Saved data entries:
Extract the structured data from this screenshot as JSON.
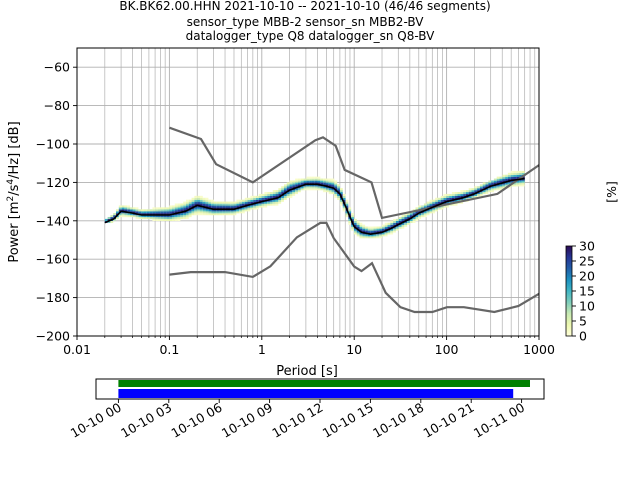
{
  "header": {
    "title_line1": "BK.BK62.00.HHN   2021-10-10 -- 2021-10-10  (46/46 segments)",
    "title_line2": "sensor_type MBB-2 sensor_sn MBB2-BV",
    "title_line3": "datalogger_type Q8 datalogger_sn Q8-BV"
  },
  "chart_data": [
    {
      "type": "heatmap",
      "name": "probabilistic-psd",
      "xlabel": "Period [s]",
      "ylabel": "Power [m²/s⁴/Hz] [dB]",
      "xscale": "log",
      "xlim": [
        0.01,
        1000
      ],
      "ylim": [
        -200,
        -50
      ],
      "xticks": [
        0.01,
        0.1,
        1,
        10,
        100,
        1000
      ],
      "xtick_labels": [
        "0.01",
        "0.1",
        "1",
        "10",
        "100",
        "1000"
      ],
      "yticks": [
        -200,
        -180,
        -160,
        -140,
        -120,
        -100,
        -80,
        -60
      ],
      "ytick_labels": [
        "−200",
        "−180",
        "−160",
        "−140",
        "−120",
        "−100",
        "−80",
        "−60"
      ],
      "grid": true,
      "colorbar": {
        "label": "[%]",
        "min": 0,
        "max": 30,
        "ticks": [
          0,
          5,
          10,
          15,
          20,
          25,
          30
        ],
        "tick_labels": [
          "0",
          "5",
          "10",
          "15",
          "20",
          "25",
          "30"
        ],
        "colormap": [
          "#ffffd9",
          "#edf8b1",
          "#c7e9b4",
          "#7fcdbb",
          "#41b6c4",
          "#1d91c0",
          "#225ea8",
          "#253494",
          "#2d0b52"
        ]
      },
      "mean_curve": {
        "color": "#000000",
        "x": [
          0.02,
          0.025,
          0.03,
          0.04,
          0.05,
          0.07,
          0.1,
          0.15,
          0.2,
          0.3,
          0.5,
          0.7,
          1,
          1.5,
          2,
          3,
          4,
          5,
          6,
          7,
          8,
          9,
          10,
          12,
          15,
          20,
          25,
          30,
          40,
          50,
          70,
          100,
          150,
          200,
          300,
          500,
          700
        ],
        "y": [
          -141,
          -139,
          -135,
          -136,
          -137,
          -137,
          -137,
          -135,
          -132,
          -134,
          -134,
          -132,
          -130,
          -128,
          -124,
          -121,
          -121,
          -122,
          -123,
          -126,
          -132,
          -138,
          -143,
          -146,
          -147,
          -146,
          -144,
          -142,
          -139,
          -136,
          -133,
          -130,
          -128,
          -126,
          -122,
          -119,
          -118
        ]
      },
      "density_band": {
        "x": [
          0.02,
          0.03,
          0.05,
          0.1,
          0.2,
          0.3,
          0.5,
          1,
          2,
          3,
          5,
          7,
          10,
          15,
          20,
          30,
          50,
          100,
          200,
          500,
          700
        ],
        "upper": [
          -138,
          -133,
          -134,
          -133,
          -128,
          -130,
          -131,
          -127,
          -120,
          -118,
          -118,
          -122,
          -138,
          -144,
          -143,
          -140,
          -134,
          -127,
          -124,
          -116,
          -114
        ],
        "lower": [
          -141,
          -139,
          -139,
          -141,
          -138,
          -138,
          -138,
          -134,
          -129,
          -124,
          -125,
          -131,
          -147,
          -150,
          -149,
          -147,
          -141,
          -134,
          -130,
          -124,
          -122
        ]
      },
      "noise_models": [
        {
          "name": "high-noise-model",
          "color": "#666666",
          "x": [
            0.1,
            0.22,
            0.32,
            0.8,
            3.8,
            4.6,
            6.3,
            7.9,
            15.4,
            20,
            354.8,
            1000
          ],
          "y": [
            -91.5,
            -97.4,
            -110.5,
            -120,
            -98,
            -96.5,
            -101,
            -113.5,
            -120,
            -138.5,
            -126,
            -111
          ]
        },
        {
          "name": "low-noise-model",
          "color": "#666666",
          "x": [
            0.1,
            0.17,
            0.4,
            0.8,
            1.24,
            2.4,
            4.3,
            5,
            6,
            10,
            12,
            15.6,
            21.9,
            31.6,
            45,
            70,
            101,
            154,
            328,
            600,
            1000
          ],
          "y": [
            -168,
            -166.7,
            -166.7,
            -169.2,
            -163.7,
            -148.6,
            -141.1,
            -141.1,
            -149,
            -163.8,
            -166.2,
            -162.1,
            -177.5,
            -185,
            -187.5,
            -187.5,
            -185,
            -185,
            -187.5,
            -184.4,
            -178
          ]
        }
      ]
    },
    {
      "type": "bar",
      "name": "data-coverage",
      "xlim": [
        "2021-10-09T22:40",
        "2021-10-11T01:20"
      ],
      "xtick_labels": [
        "10-10 00",
        "10-10 03",
        "10-10 06",
        "10-10 09",
        "10-10 12",
        "10-10 15",
        "10-10 18",
        "10-10 21",
        "10-11 00"
      ],
      "xtick_hours": [
        0,
        3,
        6,
        9,
        12,
        15,
        18,
        21,
        24
      ],
      "series": [
        {
          "color": "#008000",
          "start_hour": 0,
          "end_hour": 24.5
        },
        {
          "color": "#0000ff",
          "start_hour": 0,
          "end_hour": 23.5
        }
      ]
    }
  ]
}
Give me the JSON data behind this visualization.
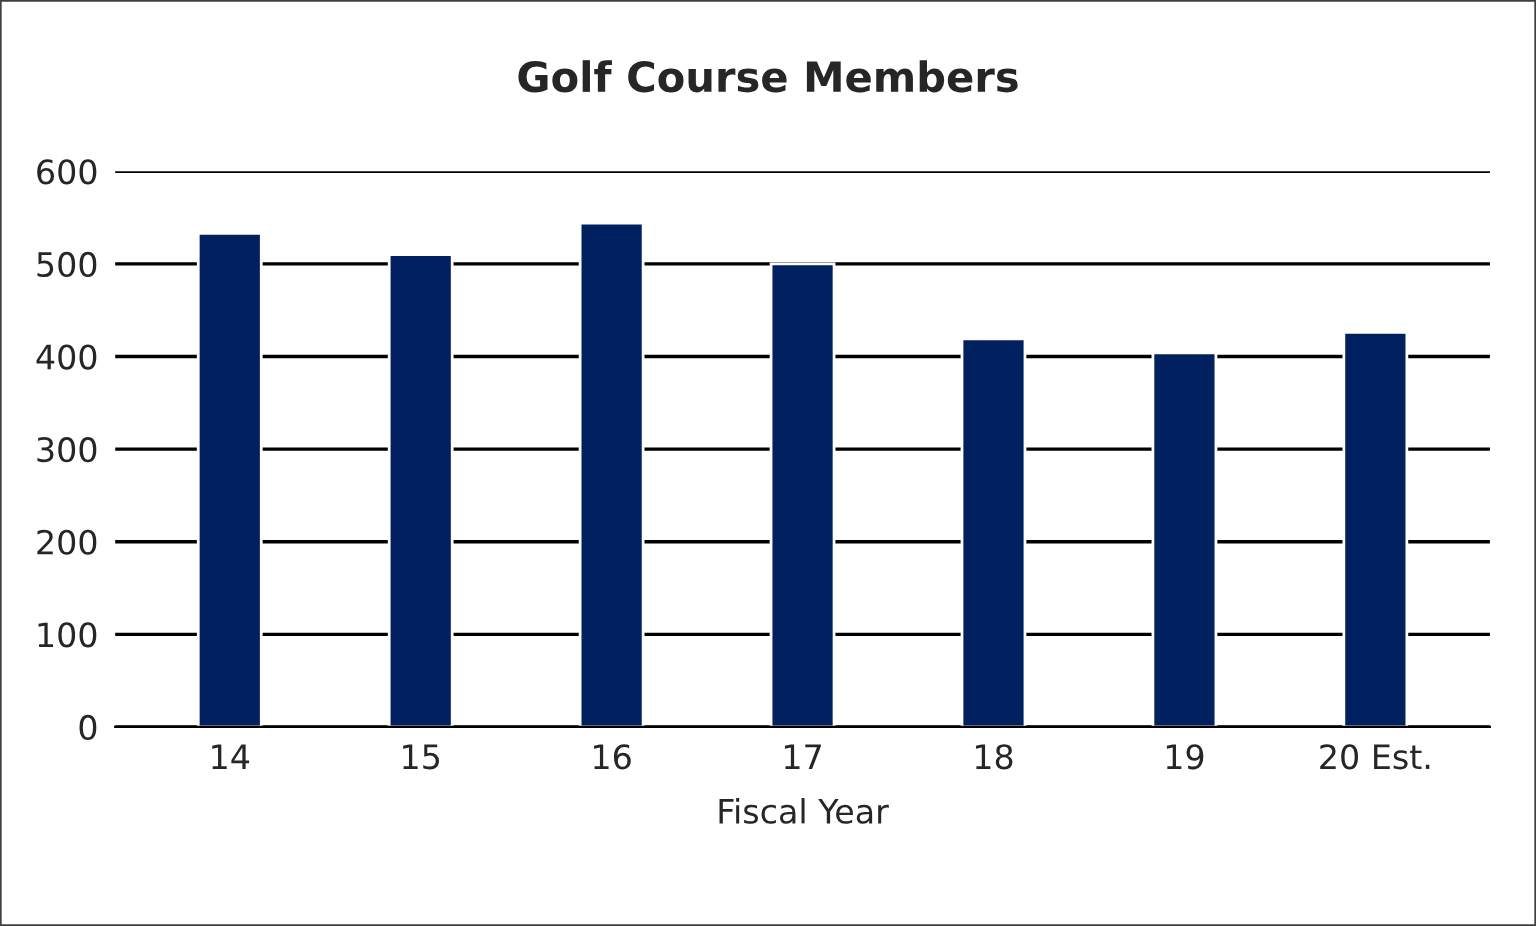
{
  "chart_data": {
    "type": "bar",
    "title": "Golf Course Members",
    "xlabel": "Fiscal Year",
    "categories": [
      "14",
      "15",
      "16",
      "17",
      "18",
      "19",
      "20 Est."
    ],
    "values": [
      533,
      510,
      544,
      500,
      419,
      404,
      426
    ],
    "color": "#002060",
    "ylim": [
      0,
      600
    ],
    "yticks": [
      0,
      100,
      200,
      300,
      400,
      500,
      600
    ],
    "grid": "y",
    "legend": false
  }
}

- **Instructions to follow**:
Take the line that contains "Give me the" and all lines after it to the end of the material above, and copy them verbatim without any images.

- **Solved problem**:
Give me the JSON data behind this visualization.
{
  "chart_data": {
    "type": "bar",
    "title": "Golf Course Members",
    "xlabel": "Fiscal Year",
    "categories": [
      "14",
      "15",
      "16",
      "17",
      "18",
      "19",
      "20 Est."
    ],
    "values": [
      533,
      510,
      544,
      500,
      419,
      404,
      426
    ],
    "color": "#002060",
    "ylim": [
      0,
      600
    ],
    "yticks": [
      0,
      100,
      200,
      300,
      400,
      500,
      600
    ],
    "grid": "y",
    "legend": false
  }
}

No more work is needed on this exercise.